◆ Dataset excerpts ◆
________

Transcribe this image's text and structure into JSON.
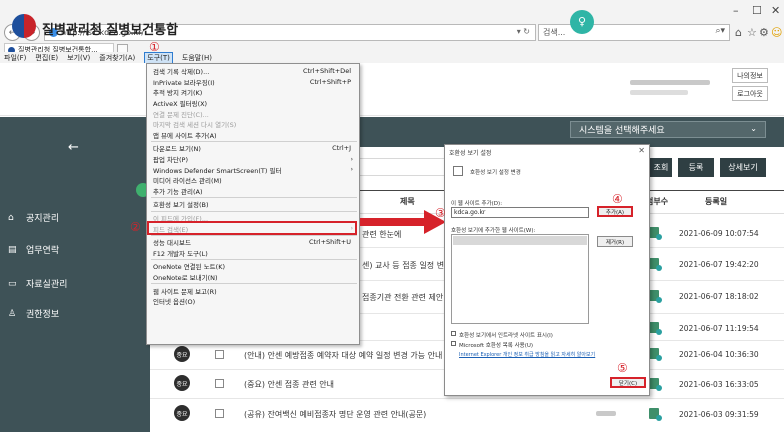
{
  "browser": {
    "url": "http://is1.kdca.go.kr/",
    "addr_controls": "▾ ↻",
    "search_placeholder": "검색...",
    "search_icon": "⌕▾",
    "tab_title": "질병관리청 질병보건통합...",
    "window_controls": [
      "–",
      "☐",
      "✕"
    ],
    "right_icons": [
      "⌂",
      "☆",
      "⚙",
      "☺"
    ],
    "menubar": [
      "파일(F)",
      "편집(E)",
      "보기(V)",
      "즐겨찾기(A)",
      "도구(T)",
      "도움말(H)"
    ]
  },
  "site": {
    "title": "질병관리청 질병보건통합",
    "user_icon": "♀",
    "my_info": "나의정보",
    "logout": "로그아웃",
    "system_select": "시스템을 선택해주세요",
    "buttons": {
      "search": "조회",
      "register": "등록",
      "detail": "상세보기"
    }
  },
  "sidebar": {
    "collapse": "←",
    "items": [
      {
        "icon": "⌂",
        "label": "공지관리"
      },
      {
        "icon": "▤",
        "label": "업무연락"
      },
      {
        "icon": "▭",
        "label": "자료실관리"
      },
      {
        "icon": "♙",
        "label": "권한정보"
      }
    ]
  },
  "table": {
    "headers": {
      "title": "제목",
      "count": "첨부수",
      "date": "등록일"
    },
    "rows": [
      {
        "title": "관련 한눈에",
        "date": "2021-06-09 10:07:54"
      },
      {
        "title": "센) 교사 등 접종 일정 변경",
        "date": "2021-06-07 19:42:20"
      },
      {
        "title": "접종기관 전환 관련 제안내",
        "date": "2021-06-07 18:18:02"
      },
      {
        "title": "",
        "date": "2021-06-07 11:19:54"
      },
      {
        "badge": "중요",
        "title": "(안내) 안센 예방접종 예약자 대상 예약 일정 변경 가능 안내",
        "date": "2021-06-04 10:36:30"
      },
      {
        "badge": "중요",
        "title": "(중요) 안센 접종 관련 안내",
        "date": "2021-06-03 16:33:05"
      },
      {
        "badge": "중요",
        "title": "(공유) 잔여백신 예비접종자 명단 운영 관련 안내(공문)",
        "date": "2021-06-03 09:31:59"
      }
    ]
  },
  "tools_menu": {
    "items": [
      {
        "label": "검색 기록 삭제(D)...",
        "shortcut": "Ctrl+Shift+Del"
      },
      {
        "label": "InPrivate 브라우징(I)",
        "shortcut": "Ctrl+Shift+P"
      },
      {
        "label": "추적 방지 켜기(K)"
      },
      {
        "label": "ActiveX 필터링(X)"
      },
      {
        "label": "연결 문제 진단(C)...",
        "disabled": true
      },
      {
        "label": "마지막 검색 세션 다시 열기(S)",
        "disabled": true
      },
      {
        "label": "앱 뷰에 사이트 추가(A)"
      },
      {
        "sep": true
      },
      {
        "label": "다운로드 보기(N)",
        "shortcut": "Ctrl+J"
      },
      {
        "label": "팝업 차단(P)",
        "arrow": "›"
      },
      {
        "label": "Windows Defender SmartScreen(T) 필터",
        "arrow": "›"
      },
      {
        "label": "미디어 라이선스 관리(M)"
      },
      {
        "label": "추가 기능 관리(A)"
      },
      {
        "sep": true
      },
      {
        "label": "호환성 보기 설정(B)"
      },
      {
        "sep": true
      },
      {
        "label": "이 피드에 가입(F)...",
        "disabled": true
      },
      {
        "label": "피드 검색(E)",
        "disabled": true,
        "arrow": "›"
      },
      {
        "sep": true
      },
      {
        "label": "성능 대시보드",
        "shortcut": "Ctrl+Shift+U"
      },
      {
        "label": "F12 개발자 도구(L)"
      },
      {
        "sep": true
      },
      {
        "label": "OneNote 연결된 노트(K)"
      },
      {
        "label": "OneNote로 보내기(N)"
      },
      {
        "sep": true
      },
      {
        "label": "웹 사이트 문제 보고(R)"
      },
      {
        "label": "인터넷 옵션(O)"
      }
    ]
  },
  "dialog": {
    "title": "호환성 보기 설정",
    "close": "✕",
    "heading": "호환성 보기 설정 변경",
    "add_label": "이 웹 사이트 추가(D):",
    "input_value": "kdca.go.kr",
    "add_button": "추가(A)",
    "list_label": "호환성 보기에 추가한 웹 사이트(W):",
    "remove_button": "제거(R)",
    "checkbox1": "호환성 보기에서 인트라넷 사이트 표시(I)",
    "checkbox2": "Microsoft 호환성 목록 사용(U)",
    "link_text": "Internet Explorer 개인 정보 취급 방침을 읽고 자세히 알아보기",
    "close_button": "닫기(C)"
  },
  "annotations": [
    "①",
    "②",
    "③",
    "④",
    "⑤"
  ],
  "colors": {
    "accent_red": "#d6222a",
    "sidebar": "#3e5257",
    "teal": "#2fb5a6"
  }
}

________

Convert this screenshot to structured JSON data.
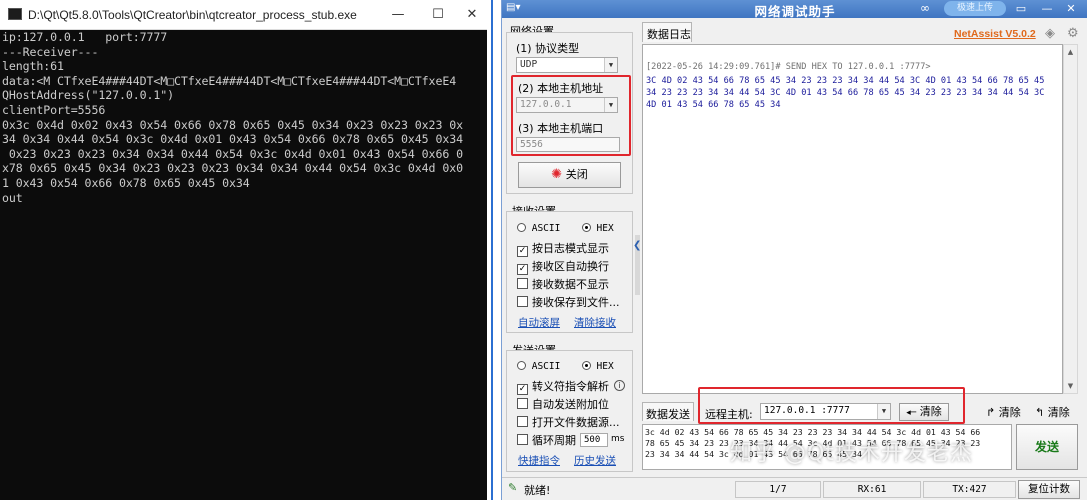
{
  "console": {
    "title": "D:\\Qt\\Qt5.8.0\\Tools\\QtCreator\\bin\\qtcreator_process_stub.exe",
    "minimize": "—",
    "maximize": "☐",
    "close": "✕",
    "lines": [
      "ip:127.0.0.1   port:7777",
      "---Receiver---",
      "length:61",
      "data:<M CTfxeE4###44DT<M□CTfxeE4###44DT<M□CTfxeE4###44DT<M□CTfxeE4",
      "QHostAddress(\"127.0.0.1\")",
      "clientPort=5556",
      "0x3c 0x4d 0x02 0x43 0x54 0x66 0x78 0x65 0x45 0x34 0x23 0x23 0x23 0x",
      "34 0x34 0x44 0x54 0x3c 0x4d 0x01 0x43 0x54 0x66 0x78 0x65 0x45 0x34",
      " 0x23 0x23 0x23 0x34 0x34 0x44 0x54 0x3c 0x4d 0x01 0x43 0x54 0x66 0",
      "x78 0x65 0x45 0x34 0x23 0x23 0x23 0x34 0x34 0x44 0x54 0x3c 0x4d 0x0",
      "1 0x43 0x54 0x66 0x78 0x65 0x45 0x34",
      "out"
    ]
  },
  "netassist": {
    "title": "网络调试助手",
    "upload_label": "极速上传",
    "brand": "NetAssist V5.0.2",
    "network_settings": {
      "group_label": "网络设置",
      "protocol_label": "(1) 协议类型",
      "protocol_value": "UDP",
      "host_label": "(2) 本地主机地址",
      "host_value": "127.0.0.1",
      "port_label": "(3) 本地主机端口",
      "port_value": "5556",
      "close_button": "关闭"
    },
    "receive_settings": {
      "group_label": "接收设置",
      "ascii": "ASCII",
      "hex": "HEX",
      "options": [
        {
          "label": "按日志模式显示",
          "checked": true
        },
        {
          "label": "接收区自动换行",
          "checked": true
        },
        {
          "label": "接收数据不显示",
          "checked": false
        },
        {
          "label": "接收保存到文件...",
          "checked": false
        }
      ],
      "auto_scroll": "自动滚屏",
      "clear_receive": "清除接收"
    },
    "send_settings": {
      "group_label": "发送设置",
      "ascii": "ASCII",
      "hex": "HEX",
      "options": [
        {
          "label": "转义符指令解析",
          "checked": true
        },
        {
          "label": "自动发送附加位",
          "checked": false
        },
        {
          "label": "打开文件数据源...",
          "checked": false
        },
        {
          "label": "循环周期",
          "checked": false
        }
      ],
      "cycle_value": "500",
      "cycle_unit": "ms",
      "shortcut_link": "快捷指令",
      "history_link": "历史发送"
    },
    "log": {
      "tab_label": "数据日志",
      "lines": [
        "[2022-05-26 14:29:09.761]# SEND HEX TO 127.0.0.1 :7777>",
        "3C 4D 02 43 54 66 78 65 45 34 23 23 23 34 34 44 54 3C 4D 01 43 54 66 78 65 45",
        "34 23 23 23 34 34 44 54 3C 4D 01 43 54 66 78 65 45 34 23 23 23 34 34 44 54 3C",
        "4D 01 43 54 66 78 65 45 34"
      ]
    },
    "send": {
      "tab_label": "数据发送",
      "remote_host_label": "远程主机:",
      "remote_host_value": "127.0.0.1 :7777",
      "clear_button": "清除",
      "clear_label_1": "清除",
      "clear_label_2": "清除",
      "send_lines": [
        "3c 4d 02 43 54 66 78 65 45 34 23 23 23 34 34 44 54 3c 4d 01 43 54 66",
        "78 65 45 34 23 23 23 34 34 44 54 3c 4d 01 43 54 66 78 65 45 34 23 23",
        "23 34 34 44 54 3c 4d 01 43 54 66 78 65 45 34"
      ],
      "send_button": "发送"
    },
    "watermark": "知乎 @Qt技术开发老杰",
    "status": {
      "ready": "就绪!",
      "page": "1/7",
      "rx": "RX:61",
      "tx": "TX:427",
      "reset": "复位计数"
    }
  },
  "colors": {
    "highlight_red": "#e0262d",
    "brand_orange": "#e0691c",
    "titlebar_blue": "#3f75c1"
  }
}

________

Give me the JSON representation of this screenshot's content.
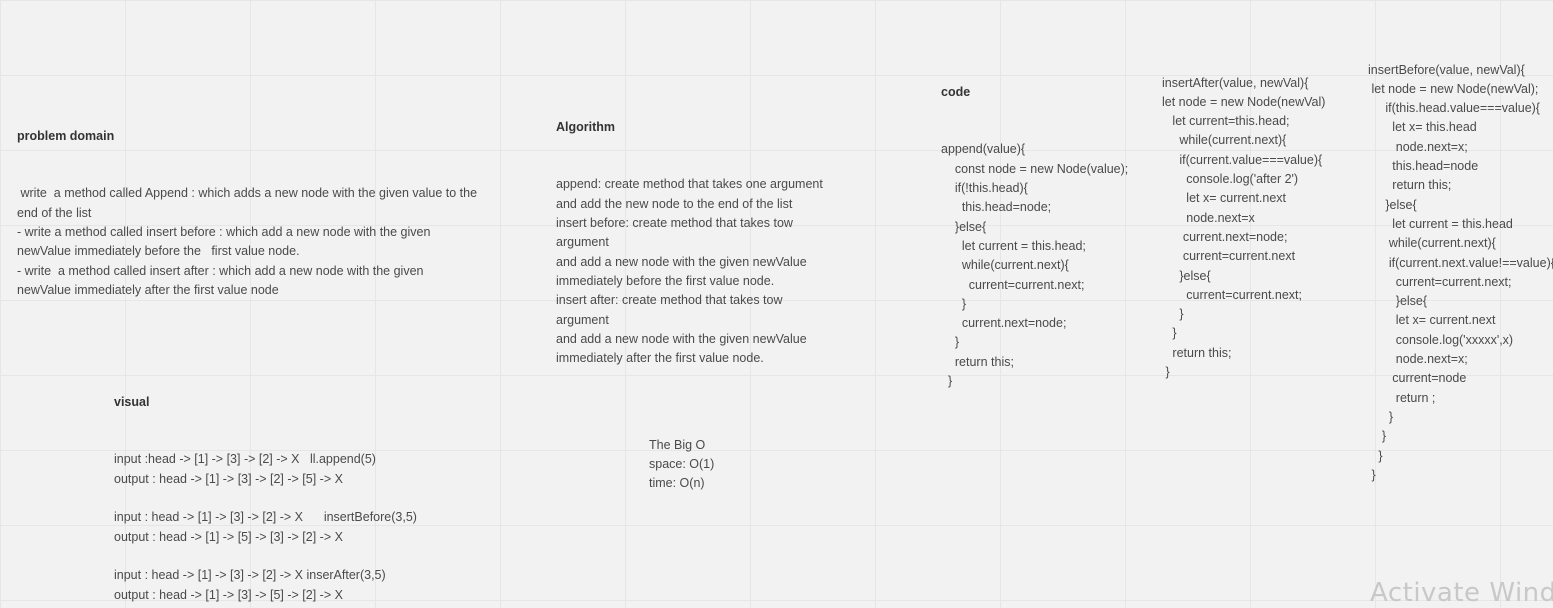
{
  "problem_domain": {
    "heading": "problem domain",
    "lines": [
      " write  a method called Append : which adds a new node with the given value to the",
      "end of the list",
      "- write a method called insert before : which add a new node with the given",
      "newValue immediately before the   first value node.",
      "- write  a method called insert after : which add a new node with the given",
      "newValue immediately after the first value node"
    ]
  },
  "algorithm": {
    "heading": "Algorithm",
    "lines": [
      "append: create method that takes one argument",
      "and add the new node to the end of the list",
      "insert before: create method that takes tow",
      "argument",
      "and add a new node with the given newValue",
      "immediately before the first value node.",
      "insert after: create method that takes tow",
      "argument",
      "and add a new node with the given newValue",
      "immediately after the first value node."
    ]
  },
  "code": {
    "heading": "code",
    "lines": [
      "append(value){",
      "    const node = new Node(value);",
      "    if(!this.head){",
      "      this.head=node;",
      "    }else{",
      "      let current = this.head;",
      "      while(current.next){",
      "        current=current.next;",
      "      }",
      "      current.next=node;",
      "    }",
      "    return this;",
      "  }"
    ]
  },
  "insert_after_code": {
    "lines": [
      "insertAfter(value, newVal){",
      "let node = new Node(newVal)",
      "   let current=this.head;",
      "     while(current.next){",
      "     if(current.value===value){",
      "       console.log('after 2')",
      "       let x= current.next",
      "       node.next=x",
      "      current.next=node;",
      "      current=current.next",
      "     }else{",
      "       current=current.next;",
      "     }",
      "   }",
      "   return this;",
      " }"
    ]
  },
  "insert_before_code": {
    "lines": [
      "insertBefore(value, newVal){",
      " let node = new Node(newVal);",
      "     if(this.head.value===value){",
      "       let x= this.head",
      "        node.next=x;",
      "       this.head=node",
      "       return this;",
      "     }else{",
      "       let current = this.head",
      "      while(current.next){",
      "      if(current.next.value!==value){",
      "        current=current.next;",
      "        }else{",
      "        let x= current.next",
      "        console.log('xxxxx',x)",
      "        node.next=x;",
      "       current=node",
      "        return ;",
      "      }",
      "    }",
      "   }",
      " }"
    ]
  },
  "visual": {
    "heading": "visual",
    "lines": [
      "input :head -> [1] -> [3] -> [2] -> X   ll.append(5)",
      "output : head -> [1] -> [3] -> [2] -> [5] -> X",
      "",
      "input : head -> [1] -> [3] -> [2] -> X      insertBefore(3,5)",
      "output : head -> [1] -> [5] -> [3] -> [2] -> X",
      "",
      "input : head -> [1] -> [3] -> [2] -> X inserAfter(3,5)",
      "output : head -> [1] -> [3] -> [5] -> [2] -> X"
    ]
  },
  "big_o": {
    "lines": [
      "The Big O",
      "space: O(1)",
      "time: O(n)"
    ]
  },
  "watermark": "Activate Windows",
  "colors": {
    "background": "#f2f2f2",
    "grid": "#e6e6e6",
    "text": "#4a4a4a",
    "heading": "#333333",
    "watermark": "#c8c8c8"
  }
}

________

◆ Aim ◆
Looking at the data above, show all lines where the word "with" occurs.

◆ Expected answer ◆
      " write  a method called Append : which adds a new node with the given value to the",
      "- write a method called insert before : which add a new node with the given",
      "- write  a method called insert after : which add a new node with the given",
      "and add a new node with the given newValue",
      "and add a new node with the given newValue",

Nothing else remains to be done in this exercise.